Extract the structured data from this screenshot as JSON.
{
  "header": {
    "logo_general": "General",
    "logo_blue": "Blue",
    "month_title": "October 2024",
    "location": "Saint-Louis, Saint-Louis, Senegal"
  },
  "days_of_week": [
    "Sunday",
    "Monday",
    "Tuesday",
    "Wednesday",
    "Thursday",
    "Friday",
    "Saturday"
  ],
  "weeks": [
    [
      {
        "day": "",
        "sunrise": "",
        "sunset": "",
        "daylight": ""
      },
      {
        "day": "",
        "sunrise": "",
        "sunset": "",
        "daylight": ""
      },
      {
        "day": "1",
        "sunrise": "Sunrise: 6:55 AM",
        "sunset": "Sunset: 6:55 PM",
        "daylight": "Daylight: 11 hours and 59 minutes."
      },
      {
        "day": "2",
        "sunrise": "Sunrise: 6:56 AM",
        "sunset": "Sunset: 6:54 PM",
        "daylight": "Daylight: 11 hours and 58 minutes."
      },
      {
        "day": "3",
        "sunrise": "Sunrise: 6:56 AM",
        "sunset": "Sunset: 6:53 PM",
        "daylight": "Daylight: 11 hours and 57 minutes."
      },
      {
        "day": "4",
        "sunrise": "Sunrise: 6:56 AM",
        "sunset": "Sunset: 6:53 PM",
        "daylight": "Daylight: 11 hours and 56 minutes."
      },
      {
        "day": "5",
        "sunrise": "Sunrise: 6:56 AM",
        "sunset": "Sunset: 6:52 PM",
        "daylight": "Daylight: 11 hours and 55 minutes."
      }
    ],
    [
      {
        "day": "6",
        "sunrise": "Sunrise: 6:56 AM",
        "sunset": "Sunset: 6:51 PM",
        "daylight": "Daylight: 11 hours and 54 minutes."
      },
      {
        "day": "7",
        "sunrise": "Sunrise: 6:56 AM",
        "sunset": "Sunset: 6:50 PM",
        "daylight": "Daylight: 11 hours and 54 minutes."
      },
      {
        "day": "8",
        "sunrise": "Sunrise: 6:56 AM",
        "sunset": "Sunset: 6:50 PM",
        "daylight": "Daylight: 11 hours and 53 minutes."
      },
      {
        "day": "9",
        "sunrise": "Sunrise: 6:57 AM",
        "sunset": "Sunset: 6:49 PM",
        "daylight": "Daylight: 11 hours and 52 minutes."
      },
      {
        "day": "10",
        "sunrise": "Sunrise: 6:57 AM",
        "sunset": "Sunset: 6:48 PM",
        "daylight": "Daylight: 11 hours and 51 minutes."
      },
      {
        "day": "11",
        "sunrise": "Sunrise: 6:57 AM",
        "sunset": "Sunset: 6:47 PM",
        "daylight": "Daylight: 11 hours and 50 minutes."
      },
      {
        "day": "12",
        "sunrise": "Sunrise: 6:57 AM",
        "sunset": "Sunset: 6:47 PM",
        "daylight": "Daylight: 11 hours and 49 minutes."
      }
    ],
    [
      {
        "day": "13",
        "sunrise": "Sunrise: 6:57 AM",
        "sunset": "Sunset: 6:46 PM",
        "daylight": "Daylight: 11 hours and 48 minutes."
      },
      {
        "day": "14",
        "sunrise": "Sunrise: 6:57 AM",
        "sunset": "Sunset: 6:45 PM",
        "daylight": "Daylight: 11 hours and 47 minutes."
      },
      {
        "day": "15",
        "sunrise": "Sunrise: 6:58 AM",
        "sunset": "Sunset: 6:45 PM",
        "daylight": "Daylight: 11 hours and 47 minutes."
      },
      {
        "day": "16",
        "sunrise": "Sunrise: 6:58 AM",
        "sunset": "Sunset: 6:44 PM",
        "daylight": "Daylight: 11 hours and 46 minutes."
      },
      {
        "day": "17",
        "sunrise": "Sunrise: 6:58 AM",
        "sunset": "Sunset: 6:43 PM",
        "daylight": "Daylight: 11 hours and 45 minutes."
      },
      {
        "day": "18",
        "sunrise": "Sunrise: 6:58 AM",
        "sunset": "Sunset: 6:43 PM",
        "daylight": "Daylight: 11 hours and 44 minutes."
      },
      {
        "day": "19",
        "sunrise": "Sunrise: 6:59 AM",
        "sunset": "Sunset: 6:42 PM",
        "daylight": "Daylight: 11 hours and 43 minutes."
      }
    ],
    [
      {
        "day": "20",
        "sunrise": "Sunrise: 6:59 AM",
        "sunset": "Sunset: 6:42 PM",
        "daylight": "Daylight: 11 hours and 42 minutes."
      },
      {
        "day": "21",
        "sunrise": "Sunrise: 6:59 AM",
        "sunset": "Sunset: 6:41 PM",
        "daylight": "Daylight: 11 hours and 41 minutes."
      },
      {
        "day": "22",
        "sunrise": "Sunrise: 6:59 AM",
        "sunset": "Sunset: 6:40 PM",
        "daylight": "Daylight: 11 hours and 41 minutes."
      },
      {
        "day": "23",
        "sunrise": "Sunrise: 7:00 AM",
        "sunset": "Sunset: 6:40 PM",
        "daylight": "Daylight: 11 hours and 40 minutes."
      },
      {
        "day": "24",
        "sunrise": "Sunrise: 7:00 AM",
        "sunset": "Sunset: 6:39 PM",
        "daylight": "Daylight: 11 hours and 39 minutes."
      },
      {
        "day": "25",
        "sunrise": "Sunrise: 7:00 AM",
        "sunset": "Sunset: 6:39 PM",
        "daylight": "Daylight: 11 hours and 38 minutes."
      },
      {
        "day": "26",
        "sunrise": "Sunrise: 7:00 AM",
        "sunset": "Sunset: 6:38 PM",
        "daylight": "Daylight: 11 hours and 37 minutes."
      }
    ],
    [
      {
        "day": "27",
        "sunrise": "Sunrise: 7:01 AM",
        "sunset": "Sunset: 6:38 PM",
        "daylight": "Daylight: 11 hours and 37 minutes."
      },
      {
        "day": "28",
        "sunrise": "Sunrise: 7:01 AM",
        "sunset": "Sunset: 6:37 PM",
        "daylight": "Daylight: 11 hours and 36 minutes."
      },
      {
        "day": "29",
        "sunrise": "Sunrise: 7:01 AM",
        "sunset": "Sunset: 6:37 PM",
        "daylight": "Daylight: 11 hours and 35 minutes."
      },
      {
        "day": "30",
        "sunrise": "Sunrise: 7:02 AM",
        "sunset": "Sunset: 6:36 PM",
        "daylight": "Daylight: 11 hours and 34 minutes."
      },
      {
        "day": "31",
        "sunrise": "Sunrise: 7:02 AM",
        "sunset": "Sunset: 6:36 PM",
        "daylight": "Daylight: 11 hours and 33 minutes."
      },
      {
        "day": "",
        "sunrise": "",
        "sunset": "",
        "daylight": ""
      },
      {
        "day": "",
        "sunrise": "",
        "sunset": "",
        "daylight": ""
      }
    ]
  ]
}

☆ ☆ ☆ ☆ ☆ ☆ ☆

**GOAL:**
Repeat the records above exactly as they appear.

**WORKED SOLUTION:**
Extract the structured data from this screenshot as JSON.
{
  "header": {
    "logo_general": "General",
    "logo_blue": "Blue",
    "month_title": "October 2024",
    "location": "Saint-Louis, Saint-Louis, Senegal"
  },
  "days_of_week": [
    "Sunday",
    "Monday",
    "Tuesday",
    "Wednesday",
    "Thursday",
    "Friday",
    "Saturday"
  ],
  "weeks": [
    [
      {
        "day": "",
        "sunrise": "",
        "sunset": "",
        "daylight": ""
      },
      {
        "day": "",
        "sunrise": "",
        "sunset": "",
        "daylight": ""
      },
      {
        "day": "1",
        "sunrise": "Sunrise: 6:55 AM",
        "sunset": "Sunset: 6:55 PM",
        "daylight": "Daylight: 11 hours and 59 minutes."
      },
      {
        "day": "2",
        "sunrise": "Sunrise: 6:56 AM",
        "sunset": "Sunset: 6:54 PM",
        "daylight": "Daylight: 11 hours and 58 minutes."
      },
      {
        "day": "3",
        "sunrise": "Sunrise: 6:56 AM",
        "sunset": "Sunset: 6:53 PM",
        "daylight": "Daylight: 11 hours and 57 minutes."
      },
      {
        "day": "4",
        "sunrise": "Sunrise: 6:56 AM",
        "sunset": "Sunset: 6:53 PM",
        "daylight": "Daylight: 11 hours and 56 minutes."
      },
      {
        "day": "5",
        "sunrise": "Sunrise: 6:56 AM",
        "sunset": "Sunset: 6:52 PM",
        "daylight": "Daylight: 11 hours and 55 minutes."
      }
    ],
    [
      {
        "day": "6",
        "sunrise": "Sunrise: 6:56 AM",
        "sunset": "Sunset: 6:51 PM",
        "daylight": "Daylight: 11 hours and 54 minutes."
      },
      {
        "day": "7",
        "sunrise": "Sunrise: 6:56 AM",
        "sunset": "Sunset: 6:50 PM",
        "daylight": "Daylight: 11 hours and 54 minutes."
      },
      {
        "day": "8",
        "sunrise": "Sunrise: 6:56 AM",
        "sunset": "Sunset: 6:50 PM",
        "daylight": "Daylight: 11 hours and 53 minutes."
      },
      {
        "day": "9",
        "sunrise": "Sunrise: 6:57 AM",
        "sunset": "Sunset: 6:49 PM",
        "daylight": "Daylight: 11 hours and 52 minutes."
      },
      {
        "day": "10",
        "sunrise": "Sunrise: 6:57 AM",
        "sunset": "Sunset: 6:48 PM",
        "daylight": "Daylight: 11 hours and 51 minutes."
      },
      {
        "day": "11",
        "sunrise": "Sunrise: 6:57 AM",
        "sunset": "Sunset: 6:47 PM",
        "daylight": "Daylight: 11 hours and 50 minutes."
      },
      {
        "day": "12",
        "sunrise": "Sunrise: 6:57 AM",
        "sunset": "Sunset: 6:47 PM",
        "daylight": "Daylight: 11 hours and 49 minutes."
      }
    ],
    [
      {
        "day": "13",
        "sunrise": "Sunrise: 6:57 AM",
        "sunset": "Sunset: 6:46 PM",
        "daylight": "Daylight: 11 hours and 48 minutes."
      },
      {
        "day": "14",
        "sunrise": "Sunrise: 6:57 AM",
        "sunset": "Sunset: 6:45 PM",
        "daylight": "Daylight: 11 hours and 47 minutes."
      },
      {
        "day": "15",
        "sunrise": "Sunrise: 6:58 AM",
        "sunset": "Sunset: 6:45 PM",
        "daylight": "Daylight: 11 hours and 47 minutes."
      },
      {
        "day": "16",
        "sunrise": "Sunrise: 6:58 AM",
        "sunset": "Sunset: 6:44 PM",
        "daylight": "Daylight: 11 hours and 46 minutes."
      },
      {
        "day": "17",
        "sunrise": "Sunrise: 6:58 AM",
        "sunset": "Sunset: 6:43 PM",
        "daylight": "Daylight: 11 hours and 45 minutes."
      },
      {
        "day": "18",
        "sunrise": "Sunrise: 6:58 AM",
        "sunset": "Sunset: 6:43 PM",
        "daylight": "Daylight: 11 hours and 44 minutes."
      },
      {
        "day": "19",
        "sunrise": "Sunrise: 6:59 AM",
        "sunset": "Sunset: 6:42 PM",
        "daylight": "Daylight: 11 hours and 43 minutes."
      }
    ],
    [
      {
        "day": "20",
        "sunrise": "Sunrise: 6:59 AM",
        "sunset": "Sunset: 6:42 PM",
        "daylight": "Daylight: 11 hours and 42 minutes."
      },
      {
        "day": "21",
        "sunrise": "Sunrise: 6:59 AM",
        "sunset": "Sunset: 6:41 PM",
        "daylight": "Daylight: 11 hours and 41 minutes."
      },
      {
        "day": "22",
        "sunrise": "Sunrise: 6:59 AM",
        "sunset": "Sunset: 6:40 PM",
        "daylight": "Daylight: 11 hours and 41 minutes."
      },
      {
        "day": "23",
        "sunrise": "Sunrise: 7:00 AM",
        "sunset": "Sunset: 6:40 PM",
        "daylight": "Daylight: 11 hours and 40 minutes."
      },
      {
        "day": "24",
        "sunrise": "Sunrise: 7:00 AM",
        "sunset": "Sunset: 6:39 PM",
        "daylight": "Daylight: 11 hours and 39 minutes."
      },
      {
        "day": "25",
        "sunrise": "Sunrise: 7:00 AM",
        "sunset": "Sunset: 6:39 PM",
        "daylight": "Daylight: 11 hours and 38 minutes."
      },
      {
        "day": "26",
        "sunrise": "Sunrise: 7:00 AM",
        "sunset": "Sunset: 6:38 PM",
        "daylight": "Daylight: 11 hours and 37 minutes."
      }
    ],
    [
      {
        "day": "27",
        "sunrise": "Sunrise: 7:01 AM",
        "sunset": "Sunset: 6:38 PM",
        "daylight": "Daylight: 11 hours and 37 minutes."
      },
      {
        "day": "28",
        "sunrise": "Sunrise: 7:01 AM",
        "sunset": "Sunset: 6:37 PM",
        "daylight": "Daylight: 11 hours and 36 minutes."
      },
      {
        "day": "29",
        "sunrise": "Sunrise: 7:01 AM",
        "sunset": "Sunset: 6:37 PM",
        "daylight": "Daylight: 11 hours and 35 minutes."
      },
      {
        "day": "30",
        "sunrise": "Sunrise: 7:02 AM",
        "sunset": "Sunset: 6:36 PM",
        "daylight": "Daylight: 11 hours and 34 minutes."
      },
      {
        "day": "31",
        "sunrise": "Sunrise: 7:02 AM",
        "sunset": "Sunset: 6:36 PM",
        "daylight": "Daylight: 11 hours and 33 minutes."
      },
      {
        "day": "",
        "sunrise": "",
        "sunset": "",
        "daylight": ""
      },
      {
        "day": "",
        "sunrise": "",
        "sunset": "",
        "daylight": ""
      }
    ]
  ]
}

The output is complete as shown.